• Stored dataset items:
===

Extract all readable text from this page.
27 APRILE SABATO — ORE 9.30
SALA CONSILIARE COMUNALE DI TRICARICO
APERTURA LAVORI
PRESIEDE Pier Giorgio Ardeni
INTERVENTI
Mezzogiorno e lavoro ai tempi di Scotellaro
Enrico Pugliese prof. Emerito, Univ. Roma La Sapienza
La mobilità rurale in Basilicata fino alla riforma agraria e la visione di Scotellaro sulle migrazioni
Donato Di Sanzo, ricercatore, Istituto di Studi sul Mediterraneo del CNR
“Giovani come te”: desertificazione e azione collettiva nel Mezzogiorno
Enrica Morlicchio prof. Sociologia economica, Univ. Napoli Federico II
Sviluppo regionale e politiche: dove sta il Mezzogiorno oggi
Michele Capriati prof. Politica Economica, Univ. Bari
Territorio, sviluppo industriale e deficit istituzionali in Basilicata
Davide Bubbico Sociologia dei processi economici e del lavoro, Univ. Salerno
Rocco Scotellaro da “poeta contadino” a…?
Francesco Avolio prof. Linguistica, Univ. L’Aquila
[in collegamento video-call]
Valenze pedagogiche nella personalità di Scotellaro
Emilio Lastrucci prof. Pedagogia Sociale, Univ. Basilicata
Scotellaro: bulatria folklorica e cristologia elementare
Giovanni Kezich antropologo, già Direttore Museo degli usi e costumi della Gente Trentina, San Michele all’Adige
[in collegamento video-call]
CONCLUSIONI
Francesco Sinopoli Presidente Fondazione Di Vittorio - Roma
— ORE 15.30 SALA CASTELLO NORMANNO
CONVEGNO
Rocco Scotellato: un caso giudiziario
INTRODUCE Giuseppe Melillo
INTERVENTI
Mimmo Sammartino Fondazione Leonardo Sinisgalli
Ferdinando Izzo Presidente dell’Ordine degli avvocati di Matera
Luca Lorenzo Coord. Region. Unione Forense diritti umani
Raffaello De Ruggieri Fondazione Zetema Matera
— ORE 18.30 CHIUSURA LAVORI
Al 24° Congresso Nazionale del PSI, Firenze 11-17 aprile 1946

===

• Directions for this task: Scan the listing above. Collect all lines with the word "Francesco".

• Finished exercise:
Francesco Avolio prof. Linguistica, Univ. L’Aquila
Francesco Sinopoli Presidente Fondazione Di Vittorio - Roma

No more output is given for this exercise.